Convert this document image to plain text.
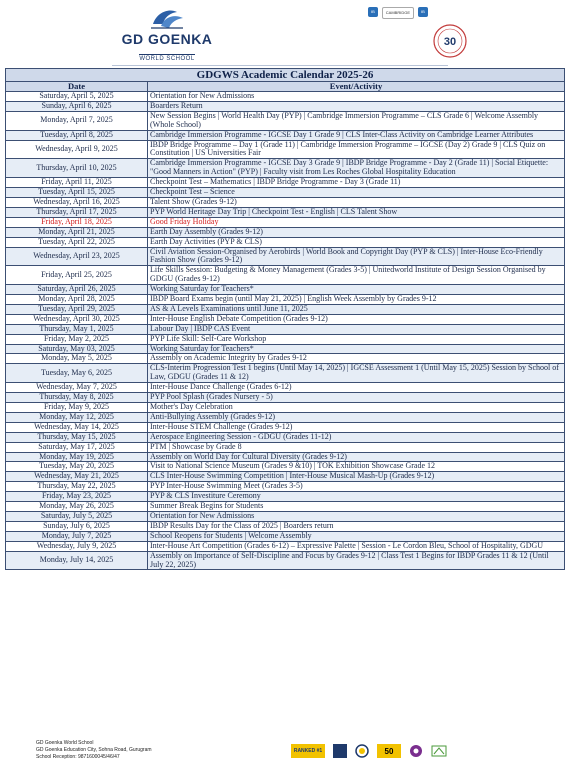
GD GOENKA
WORLD SCHOOL
IB	CAMBRIDGE	IB
30
GDGWS Academic Calendar 2025-26	
Date	Event/Activity
Saturday, April 5, 2025	Orientation for New Admissions
Sunday, April 6, 2025	Boarders Return
Monday, April 7, 2025	New Session Begins | World Health Day (PYP) | Cambridge Immersion Programme – CLS Grade 6 | Welcome Assembly (Whole School)
Tuesday, April 8, 2025	Cambridge Immersion Programme - IGCSE Day 1 Grade 9 | CLS Inter-Class Activity on Cambridge Learner Attributes
Wednesday, April 9, 2025	IBDP Bridge Programme – Day 1 (Grade 11) | Cambridge Immersion Programme – IGCSE (Day 2) Grade 9 | CLS Quiz on Constitution | US Universities Fair
Thursday, April 10, 2025	Cambridge Immersion Programme - IGCSE Day 3 Grade 9 | IBDP Bridge Programme - Day 2 (Grade 11) | Social Etiquette: "Good Manners in Action" (PYP) | Faculty visit from Les Roches Global Hospitality Education
Friday, April 11, 2025	Checkpoint Test – Mathematics | IBDP Bridge Programme - Day 3 (Grade 11)
Tuesday, April 15, 2025	Checkpoint Test – Science
Wednesday, April 16, 2025	Talent Show (Grades 9-12)
Thursday, April 17, 2025	PYP World Heritage Day Trip | Checkpoint Test - English | CLS Talent Show
Friday, April 18, 2025	Good Friday Holiday
Monday, April 21, 2025	Earth Day Assembly (Grades 9-12)
Tuesday, April 22, 2025	Earth Day Activities (PYP & CLS)
Wednesday, April 23, 2025	Civil Aviation Session-Organised by Aerobirds | World Book and Copyright Day (PYP & CLS) | Inter-House Eco-Friendly Fashion Show (Grades 9-12)
Friday, April 25, 2025	Life Skills Session: Budgeting & Money Management (Grades 3-5) | Unitedworld Institute of Design Session Organised by GDGU (Grades 9-12)
Saturday, April 26, 2025	Working Saturday for Teachers*
Monday, April 28, 2025	IBDP Board Exams begin (until May 21, 2025) | English Week Assembly by Grades 9-12
Tuesday, April 29, 2025	AS & A Levels Examinations until June 11, 2025
Wednesday, April 30, 2025	Inter-House English Debate Competition (Grades 9-12)
Thursday, May 1, 2025	Labour Day | IBDP CAS Event
Friday, May 2, 2025	PYP Life Skill: Self-Care Workshop
Saturday, May 03, 2025	Working Saturday for Teachers*
Monday, May 5, 2025	Assembly on Academic Integrity by Grades 9-12
Tuesday, May 6, 2025	CLS-Interim Progression Test 1 begins (Until May 14, 2025) | IGCSE Assessment 1 (Until May 15, 2025) Session by School of Law, GDGU (Grades 11 & 12)
Wednesday, May 7, 2025	Inter-House Dance Challenge (Grades 6-12)
Thursday, May 8, 2025	PYP Pool Splash (Grades Nursery - 5)
Friday, May 9, 2025	Mother's Day Celebration
Monday, May 12, 2025	Anti-Bullying Assembly (Grades 9-12)
Wednesday, May 14, 2025	Inter-House STEM Challenge (Grades 9-12)
Thursday, May 15, 2025	Aerospace Engineering Session - GDGU (Grades 11-12)
Saturday, May 17, 2025	PTM | Showcase by Grade 8
Monday, May 19, 2025	Assembly on World Day for Cultural Diversity (Grades 9-12)
Tuesday, May 20, 2025	Visit to National Science Museum (Grades 9 &10) | TOK Exhibition Showcase Grade 12
Wednesday, May 21, 2025	CLS Inter-House Swimming Competition | Inter-House Musical Mash-Up (Grades 9-12)
Thursday, May 22, 2025	PYP Inter-House Swimming Meet (Grades 3-5)
Friday, May 23, 2025	PYP & CLS Investiture Ceremony
Monday, May 26, 2025	Summer Break Begins for Students
Saturday, July 5, 2025	Orientation for New Admissions
Sunday, July 6, 2025	IBDP Results Day for the Class of 2025 | Boarders return
Monday, July 7, 2025	School Reopens for Students | Welcome Assembly
Wednesday, July 9, 2025	Inter-House Art Competition (Grades 6-12) – Expressive Palette | Session - Le Cordon Bleu, School of Hospitality, GDGU
Monday, July 14, 2025	Assembly on Importance of Self-Discipline and Focus by Grades 9-12 | Class Test 1 Begins for IBDP Grades 11 & 12 (Until July 22, 2025)
GD Goenka World School
GD Goenka Education City, Sohna Road, Gurugram
School Reception: 9871600045/46/47
RANKED #1	50
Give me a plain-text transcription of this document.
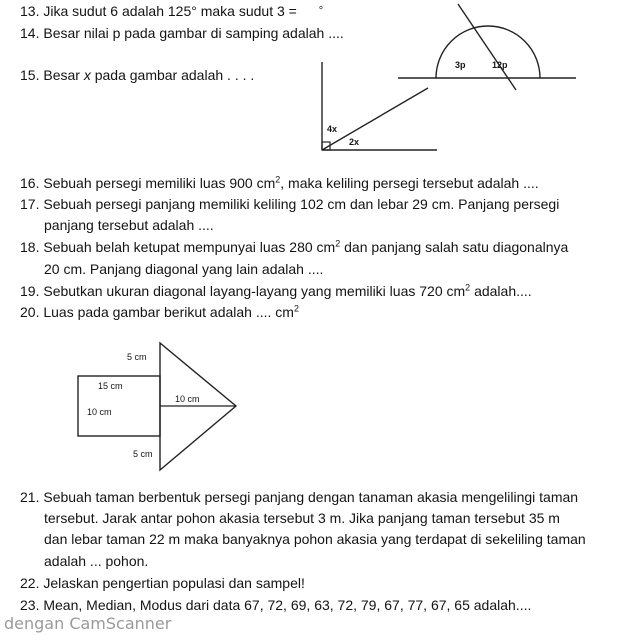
13. Jika sudut 6 adalah 125° maka sudut 3 = °
14. Besar nilai p pada gambar di samping adalah ....
15. Besar x pada gambar adalah . . . .
3p	12p
4x
2x
16. Sebuah persegi memiliki luas 900 $cm^2$, maka keliling persegi tersebut adalah ....
17. Sebuah persegi panjang memiliki keliling 102 cm dan lebar 29 cm. Panjang persegi
panjang tersebut adalah ....
18. Sebuah belah ketupat mempunyai luas 280 $cm^2$ dan panjang salah satu diagonalnya
20 cm. Panjang diagonal yang lain adalah ....
19. Sebutkan ukuran diagonal layang-layang yang memiliki luas 720 $cm^2$ adalah....
20. Luas pada gambar berikut adalah .... $cm^2$
5 cm
15 cm
10 cm
10 cm
5 cm
21. Sebuah taman berbentuk persegi panjang dengan tanaman akasia mengelilingi taman
tersebut. Jarak antar pohon akasia tersebut 3 m. Jika panjang taman tersebut 35 m
dan lebar taman 22 m maka banyaknya pohon akasia yang terdapat di sekeliling taman
adalah ... pohon.
22. Jelaskan pengertian populasi dan sampel!
23. Mean, Median, Modus dari data 67, 72, 69, 63, 72, 79, 67, 77, 67, 65 adalah....
dengan CamScanner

* * *

## The request
Extract all lines that hold the word "Hospitality".

## Answer in full
Thursday, April 10, 2025	Cambridge Immersion Programme - IGCSE Day 3 Grade 9 | IBDP Bridge Programme - Day 2 (Grade 11) | Social Etiquette: "Good Manners in Action" (PYP) | Faculty visit from Les Roches Global Hospitality Education
Wednesday, July 9, 2025	Inter-House Art Competition (Grades 6-12) – Expressive Palette | Session - Le Cordon Bleu, School of Hospitality, GDGU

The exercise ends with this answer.